→ SUPPLIED INFORMATION
----
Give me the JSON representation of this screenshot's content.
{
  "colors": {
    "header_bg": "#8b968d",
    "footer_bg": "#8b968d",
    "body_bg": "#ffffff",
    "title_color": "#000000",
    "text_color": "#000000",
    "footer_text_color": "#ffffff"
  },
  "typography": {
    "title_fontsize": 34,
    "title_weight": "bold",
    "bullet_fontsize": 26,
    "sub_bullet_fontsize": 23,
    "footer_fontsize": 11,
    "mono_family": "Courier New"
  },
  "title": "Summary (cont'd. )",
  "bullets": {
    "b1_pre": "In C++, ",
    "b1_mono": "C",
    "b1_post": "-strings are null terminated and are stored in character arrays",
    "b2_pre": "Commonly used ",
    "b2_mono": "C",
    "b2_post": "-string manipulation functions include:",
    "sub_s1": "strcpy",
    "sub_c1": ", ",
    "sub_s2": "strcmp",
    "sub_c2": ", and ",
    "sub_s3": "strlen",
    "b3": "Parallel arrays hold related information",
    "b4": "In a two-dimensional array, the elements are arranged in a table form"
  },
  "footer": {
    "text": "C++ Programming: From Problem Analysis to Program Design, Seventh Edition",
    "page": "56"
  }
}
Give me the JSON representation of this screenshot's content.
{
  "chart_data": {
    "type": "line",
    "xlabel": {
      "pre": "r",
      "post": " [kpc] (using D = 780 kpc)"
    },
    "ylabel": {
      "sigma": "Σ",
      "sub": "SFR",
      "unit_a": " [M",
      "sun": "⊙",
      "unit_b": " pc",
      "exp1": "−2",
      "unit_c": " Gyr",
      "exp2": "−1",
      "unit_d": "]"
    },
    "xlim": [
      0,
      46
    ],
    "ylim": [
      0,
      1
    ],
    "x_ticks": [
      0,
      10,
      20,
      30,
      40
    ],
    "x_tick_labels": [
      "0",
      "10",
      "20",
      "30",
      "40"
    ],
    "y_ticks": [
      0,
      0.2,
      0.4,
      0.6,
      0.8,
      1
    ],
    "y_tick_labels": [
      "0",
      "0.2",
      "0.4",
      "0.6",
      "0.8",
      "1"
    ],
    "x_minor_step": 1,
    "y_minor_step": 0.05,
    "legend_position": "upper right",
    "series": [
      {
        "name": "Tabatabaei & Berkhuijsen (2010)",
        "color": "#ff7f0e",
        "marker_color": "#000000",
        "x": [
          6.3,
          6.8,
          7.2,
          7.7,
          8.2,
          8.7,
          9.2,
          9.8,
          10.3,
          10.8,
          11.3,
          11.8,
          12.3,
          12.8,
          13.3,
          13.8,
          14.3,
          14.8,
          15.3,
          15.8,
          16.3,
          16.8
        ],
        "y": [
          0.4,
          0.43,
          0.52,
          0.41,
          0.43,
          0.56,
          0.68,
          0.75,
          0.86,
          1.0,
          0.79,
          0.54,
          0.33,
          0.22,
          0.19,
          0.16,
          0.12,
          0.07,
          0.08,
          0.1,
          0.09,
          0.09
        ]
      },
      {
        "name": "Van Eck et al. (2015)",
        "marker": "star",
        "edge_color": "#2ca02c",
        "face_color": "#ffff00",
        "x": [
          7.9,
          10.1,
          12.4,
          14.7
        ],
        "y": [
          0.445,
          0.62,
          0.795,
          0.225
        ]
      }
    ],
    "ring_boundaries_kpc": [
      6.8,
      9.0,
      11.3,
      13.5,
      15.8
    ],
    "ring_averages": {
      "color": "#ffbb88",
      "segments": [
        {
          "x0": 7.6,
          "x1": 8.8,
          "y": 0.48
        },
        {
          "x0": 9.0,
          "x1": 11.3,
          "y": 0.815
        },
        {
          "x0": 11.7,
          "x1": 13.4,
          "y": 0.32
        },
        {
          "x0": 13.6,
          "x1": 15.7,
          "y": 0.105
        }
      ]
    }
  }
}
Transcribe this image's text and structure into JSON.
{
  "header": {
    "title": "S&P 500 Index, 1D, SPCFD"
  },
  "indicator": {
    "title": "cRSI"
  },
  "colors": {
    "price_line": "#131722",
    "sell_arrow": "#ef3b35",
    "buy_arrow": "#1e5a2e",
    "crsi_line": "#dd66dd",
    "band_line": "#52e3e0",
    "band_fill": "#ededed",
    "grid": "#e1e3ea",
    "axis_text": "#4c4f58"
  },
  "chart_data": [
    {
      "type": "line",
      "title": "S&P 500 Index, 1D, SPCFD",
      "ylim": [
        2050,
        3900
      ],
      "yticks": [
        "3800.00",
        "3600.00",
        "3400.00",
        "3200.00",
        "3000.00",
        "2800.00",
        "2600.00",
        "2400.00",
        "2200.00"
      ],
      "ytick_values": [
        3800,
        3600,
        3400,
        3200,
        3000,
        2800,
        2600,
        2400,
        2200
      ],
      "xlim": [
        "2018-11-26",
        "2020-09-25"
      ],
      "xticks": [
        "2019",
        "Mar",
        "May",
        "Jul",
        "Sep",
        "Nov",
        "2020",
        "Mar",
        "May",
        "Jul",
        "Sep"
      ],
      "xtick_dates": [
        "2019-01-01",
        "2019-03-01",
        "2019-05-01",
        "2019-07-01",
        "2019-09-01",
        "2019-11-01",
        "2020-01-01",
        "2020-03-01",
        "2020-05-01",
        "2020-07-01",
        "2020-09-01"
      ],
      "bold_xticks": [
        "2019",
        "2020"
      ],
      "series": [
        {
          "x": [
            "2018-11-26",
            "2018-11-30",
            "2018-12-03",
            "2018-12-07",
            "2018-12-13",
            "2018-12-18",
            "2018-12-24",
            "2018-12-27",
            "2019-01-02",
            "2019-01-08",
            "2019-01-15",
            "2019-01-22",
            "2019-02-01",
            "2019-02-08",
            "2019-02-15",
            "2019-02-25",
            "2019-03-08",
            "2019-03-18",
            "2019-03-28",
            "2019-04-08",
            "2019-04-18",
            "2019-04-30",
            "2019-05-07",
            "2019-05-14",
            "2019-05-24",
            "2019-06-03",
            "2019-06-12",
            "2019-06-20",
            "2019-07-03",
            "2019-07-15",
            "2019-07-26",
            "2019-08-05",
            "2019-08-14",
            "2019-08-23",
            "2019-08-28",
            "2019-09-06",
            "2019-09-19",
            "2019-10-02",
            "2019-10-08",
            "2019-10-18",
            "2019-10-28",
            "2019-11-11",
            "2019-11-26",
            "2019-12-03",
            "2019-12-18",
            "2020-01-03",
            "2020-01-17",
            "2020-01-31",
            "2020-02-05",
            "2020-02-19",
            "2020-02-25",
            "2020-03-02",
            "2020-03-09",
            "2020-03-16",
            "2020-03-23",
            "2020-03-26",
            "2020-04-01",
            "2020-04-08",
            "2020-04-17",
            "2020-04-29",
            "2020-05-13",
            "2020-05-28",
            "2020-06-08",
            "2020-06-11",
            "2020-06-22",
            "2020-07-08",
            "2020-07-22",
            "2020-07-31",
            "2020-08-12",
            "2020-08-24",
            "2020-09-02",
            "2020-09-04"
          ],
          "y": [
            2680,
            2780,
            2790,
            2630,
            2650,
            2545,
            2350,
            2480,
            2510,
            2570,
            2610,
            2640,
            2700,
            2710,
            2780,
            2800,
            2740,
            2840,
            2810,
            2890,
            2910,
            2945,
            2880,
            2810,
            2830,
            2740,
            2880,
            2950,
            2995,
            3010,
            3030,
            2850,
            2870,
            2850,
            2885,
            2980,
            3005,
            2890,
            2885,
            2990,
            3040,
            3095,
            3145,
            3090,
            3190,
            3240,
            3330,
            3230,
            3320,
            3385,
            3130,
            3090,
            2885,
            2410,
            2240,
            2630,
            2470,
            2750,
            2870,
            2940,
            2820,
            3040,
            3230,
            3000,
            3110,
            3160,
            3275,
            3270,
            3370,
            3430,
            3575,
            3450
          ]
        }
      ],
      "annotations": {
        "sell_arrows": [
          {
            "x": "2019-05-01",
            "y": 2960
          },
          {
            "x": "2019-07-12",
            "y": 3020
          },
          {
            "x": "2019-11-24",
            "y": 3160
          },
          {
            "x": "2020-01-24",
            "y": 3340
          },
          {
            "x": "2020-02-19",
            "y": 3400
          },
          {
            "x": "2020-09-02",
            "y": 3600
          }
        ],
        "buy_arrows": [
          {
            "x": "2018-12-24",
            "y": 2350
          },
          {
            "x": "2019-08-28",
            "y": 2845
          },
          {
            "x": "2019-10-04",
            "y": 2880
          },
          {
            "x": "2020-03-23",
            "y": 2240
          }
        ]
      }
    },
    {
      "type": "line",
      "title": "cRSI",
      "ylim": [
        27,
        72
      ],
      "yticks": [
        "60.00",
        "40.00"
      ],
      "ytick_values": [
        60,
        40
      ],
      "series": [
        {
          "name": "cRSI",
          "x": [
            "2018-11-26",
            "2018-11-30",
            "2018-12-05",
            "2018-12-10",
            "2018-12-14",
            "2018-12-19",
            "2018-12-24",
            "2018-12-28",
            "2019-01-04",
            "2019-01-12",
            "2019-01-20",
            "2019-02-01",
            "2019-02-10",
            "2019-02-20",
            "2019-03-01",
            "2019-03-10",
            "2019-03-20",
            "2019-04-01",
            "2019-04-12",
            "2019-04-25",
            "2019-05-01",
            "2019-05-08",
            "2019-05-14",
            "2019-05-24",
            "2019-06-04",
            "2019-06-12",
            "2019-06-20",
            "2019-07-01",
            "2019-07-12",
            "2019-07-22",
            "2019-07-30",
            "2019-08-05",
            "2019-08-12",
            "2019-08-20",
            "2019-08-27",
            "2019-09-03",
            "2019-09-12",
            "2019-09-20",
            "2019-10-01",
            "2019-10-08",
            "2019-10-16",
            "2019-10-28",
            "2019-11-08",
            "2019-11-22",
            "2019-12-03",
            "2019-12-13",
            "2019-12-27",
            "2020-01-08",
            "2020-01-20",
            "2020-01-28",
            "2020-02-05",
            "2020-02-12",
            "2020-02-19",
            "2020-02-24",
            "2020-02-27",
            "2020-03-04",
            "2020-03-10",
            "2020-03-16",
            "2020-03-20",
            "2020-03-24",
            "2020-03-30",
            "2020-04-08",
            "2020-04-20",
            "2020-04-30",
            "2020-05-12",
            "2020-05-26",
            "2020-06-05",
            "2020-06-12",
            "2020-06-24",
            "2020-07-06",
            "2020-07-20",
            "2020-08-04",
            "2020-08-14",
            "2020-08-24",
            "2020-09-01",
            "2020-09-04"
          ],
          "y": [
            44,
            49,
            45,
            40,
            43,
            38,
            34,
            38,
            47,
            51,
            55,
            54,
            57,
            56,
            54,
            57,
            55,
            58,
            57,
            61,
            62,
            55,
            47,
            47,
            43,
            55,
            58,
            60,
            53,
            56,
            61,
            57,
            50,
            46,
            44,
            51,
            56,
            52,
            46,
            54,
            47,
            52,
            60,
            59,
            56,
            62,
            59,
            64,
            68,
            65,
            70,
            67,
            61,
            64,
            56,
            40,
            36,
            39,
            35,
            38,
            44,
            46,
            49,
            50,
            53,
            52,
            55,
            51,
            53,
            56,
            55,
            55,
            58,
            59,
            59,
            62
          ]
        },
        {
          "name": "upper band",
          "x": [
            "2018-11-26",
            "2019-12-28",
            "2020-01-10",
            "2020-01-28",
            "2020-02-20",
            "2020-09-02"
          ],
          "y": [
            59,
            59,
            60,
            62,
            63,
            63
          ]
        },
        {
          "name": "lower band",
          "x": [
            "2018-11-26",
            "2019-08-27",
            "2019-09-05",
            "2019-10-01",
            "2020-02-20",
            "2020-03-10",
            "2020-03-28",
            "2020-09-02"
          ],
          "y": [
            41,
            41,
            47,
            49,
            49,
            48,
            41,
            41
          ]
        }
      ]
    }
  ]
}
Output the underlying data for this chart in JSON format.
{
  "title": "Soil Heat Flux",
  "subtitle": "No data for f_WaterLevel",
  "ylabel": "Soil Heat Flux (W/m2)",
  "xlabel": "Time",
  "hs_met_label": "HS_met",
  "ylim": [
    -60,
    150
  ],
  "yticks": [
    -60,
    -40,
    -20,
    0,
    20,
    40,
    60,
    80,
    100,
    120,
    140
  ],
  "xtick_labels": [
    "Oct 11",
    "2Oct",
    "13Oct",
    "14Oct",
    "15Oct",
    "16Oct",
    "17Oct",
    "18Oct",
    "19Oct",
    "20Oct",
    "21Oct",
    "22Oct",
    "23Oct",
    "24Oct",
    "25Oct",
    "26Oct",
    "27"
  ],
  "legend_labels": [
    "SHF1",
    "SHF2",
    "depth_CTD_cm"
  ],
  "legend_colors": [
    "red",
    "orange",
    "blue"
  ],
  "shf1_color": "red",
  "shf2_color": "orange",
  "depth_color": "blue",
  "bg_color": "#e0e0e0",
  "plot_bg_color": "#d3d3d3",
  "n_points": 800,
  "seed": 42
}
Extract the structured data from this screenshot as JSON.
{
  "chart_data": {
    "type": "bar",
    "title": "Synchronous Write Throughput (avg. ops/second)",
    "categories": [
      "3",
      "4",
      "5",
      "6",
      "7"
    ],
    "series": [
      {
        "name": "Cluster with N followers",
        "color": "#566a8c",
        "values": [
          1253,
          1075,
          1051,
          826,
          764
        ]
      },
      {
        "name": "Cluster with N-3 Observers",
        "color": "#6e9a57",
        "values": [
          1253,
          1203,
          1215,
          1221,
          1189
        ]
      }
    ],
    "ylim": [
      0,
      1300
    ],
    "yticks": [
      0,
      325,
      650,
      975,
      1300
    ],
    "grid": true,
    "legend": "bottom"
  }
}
----
→ PROBLEM TO SOLVE
Search the entries for the word "ffffff", then gather every line that has it.

→ WORKED ANSWER
    "body_bg": "#ffffff",
    "footer_text_color": "#ffffff"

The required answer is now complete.